= What you will do =
Reproduce each line that includes the word "document".

= Record extracts =
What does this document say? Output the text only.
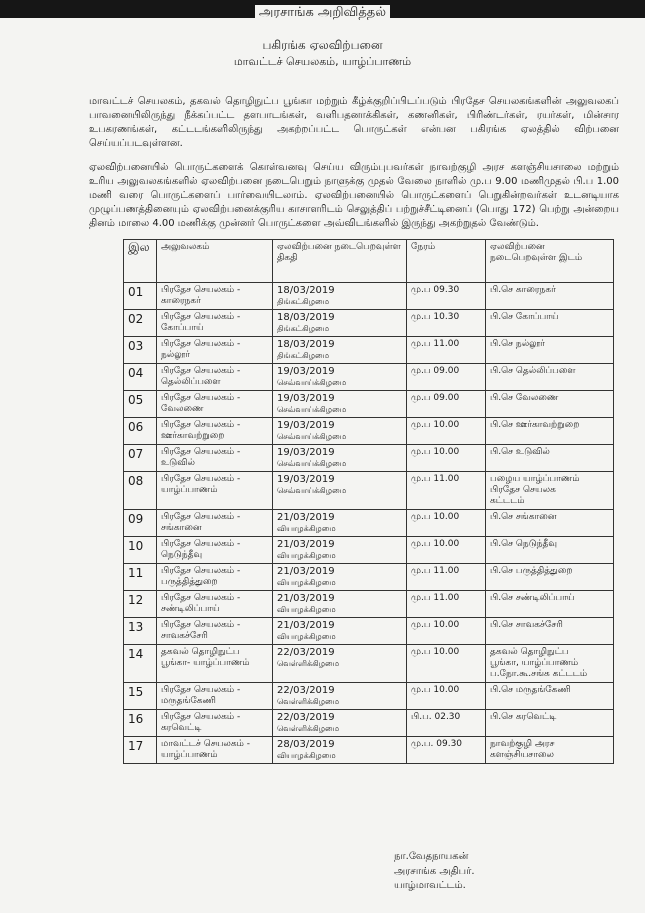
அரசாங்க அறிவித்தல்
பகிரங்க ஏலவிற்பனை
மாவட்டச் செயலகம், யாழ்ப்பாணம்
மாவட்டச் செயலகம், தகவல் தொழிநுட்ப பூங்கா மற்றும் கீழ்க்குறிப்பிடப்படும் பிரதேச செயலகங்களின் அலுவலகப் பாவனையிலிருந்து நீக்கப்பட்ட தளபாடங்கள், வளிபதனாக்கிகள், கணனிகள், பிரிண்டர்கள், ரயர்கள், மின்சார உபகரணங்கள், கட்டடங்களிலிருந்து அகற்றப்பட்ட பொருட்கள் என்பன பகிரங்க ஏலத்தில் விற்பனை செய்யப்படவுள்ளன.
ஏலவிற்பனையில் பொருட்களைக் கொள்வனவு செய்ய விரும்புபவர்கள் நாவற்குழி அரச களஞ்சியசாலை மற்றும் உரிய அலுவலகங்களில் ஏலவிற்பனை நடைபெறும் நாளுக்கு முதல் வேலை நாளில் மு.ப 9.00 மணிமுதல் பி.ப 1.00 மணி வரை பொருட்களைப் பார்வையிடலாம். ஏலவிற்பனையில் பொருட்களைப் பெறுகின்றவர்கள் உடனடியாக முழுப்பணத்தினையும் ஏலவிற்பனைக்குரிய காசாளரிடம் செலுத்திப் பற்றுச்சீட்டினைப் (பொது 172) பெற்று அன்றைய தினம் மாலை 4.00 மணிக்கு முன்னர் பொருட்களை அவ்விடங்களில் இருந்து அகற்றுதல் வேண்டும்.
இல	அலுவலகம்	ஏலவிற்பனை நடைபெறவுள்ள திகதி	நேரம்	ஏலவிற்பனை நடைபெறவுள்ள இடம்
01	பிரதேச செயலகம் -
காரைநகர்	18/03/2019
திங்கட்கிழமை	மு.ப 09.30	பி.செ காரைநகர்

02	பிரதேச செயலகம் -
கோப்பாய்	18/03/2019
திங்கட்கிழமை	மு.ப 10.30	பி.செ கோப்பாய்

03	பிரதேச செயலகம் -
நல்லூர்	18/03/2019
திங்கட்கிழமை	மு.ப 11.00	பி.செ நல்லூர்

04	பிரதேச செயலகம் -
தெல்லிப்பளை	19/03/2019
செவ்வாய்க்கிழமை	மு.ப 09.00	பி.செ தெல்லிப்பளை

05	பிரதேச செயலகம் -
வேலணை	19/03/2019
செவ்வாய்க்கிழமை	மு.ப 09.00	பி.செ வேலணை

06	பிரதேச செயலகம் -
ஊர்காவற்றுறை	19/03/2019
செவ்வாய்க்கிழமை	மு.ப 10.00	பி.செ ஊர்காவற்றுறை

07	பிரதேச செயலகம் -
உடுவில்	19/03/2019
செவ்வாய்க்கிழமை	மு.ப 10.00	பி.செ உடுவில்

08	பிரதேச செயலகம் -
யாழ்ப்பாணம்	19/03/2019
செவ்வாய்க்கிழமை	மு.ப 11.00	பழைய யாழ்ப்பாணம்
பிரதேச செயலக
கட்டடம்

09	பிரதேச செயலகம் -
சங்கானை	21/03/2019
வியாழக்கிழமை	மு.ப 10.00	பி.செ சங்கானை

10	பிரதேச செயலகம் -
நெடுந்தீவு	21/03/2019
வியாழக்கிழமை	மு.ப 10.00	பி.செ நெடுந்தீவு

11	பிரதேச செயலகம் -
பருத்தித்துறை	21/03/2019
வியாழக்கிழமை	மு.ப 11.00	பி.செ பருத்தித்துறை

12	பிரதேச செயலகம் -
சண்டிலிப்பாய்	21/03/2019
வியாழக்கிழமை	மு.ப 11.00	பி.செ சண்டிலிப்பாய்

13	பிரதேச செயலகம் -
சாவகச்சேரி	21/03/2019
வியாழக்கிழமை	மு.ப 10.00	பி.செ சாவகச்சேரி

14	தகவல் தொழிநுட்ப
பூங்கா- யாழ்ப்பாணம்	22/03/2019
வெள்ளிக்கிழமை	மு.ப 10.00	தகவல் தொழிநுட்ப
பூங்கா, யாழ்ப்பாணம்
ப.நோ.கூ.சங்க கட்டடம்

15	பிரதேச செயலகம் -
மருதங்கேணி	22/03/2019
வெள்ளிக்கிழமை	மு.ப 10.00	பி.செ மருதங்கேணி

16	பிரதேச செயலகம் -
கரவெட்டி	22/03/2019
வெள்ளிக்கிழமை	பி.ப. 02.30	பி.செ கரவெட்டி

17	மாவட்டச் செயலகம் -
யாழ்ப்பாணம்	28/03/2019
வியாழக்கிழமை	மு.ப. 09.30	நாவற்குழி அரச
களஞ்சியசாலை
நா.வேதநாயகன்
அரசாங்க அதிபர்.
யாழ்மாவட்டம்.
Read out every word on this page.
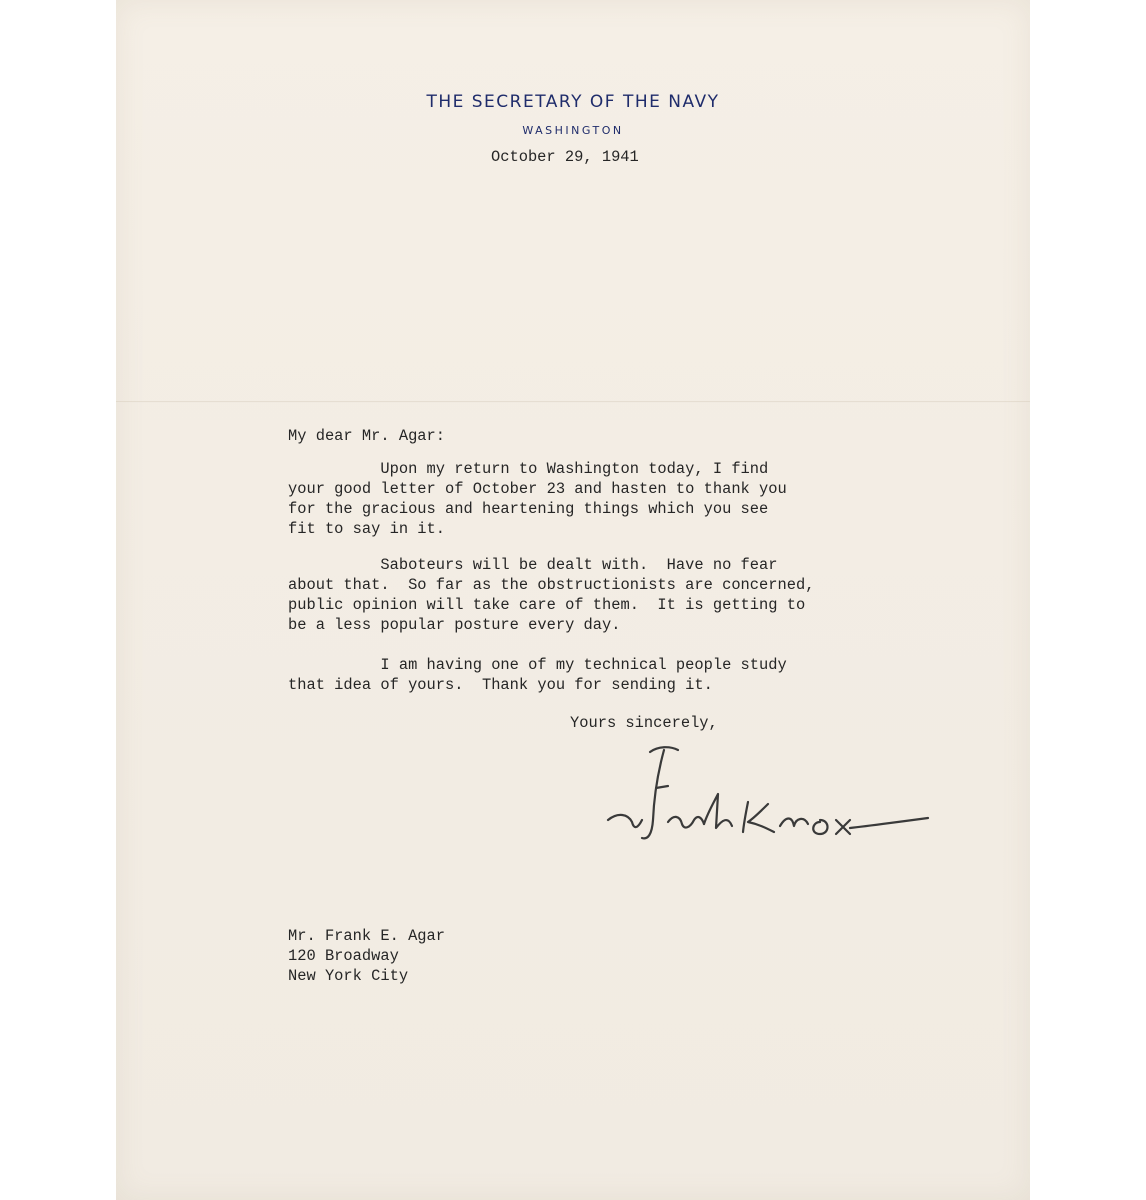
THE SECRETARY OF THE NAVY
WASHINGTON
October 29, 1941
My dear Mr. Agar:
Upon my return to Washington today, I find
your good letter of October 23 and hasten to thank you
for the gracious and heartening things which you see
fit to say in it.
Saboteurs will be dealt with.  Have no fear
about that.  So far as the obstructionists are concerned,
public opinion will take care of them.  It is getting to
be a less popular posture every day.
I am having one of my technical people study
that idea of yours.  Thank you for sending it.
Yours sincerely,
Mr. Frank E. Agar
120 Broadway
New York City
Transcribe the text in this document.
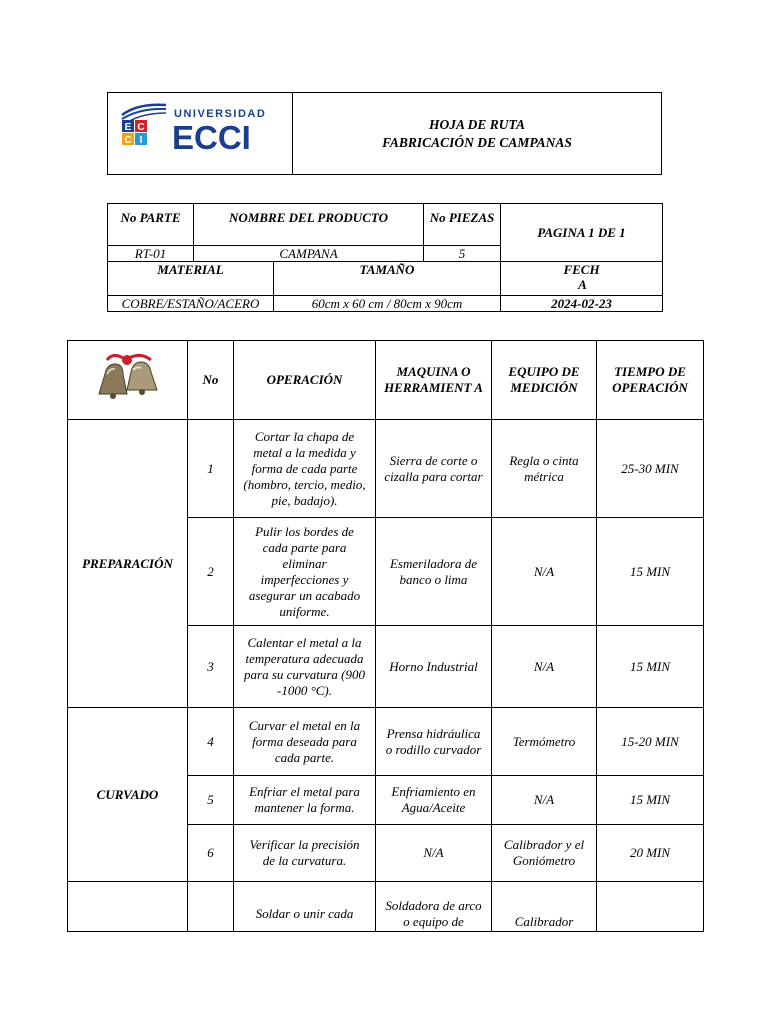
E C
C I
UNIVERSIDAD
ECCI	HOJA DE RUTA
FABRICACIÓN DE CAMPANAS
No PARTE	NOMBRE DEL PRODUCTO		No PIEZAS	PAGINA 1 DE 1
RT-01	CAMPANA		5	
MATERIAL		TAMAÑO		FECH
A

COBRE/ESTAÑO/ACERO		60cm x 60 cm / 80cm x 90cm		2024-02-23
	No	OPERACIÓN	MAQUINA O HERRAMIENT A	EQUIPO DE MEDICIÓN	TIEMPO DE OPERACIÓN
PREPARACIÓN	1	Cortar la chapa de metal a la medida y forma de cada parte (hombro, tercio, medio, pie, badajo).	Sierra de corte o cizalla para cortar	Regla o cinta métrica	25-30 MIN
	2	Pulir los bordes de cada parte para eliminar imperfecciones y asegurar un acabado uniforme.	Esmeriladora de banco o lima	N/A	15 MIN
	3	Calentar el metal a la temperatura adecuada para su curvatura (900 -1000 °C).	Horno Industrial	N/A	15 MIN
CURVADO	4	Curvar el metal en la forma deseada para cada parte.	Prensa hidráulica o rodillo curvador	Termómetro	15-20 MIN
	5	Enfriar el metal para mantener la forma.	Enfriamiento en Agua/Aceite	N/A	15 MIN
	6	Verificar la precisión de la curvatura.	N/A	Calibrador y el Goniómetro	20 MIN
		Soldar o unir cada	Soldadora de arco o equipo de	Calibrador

= Answer for this exercise =
What does this document say? Output the text only.
Transcribe the text in this document.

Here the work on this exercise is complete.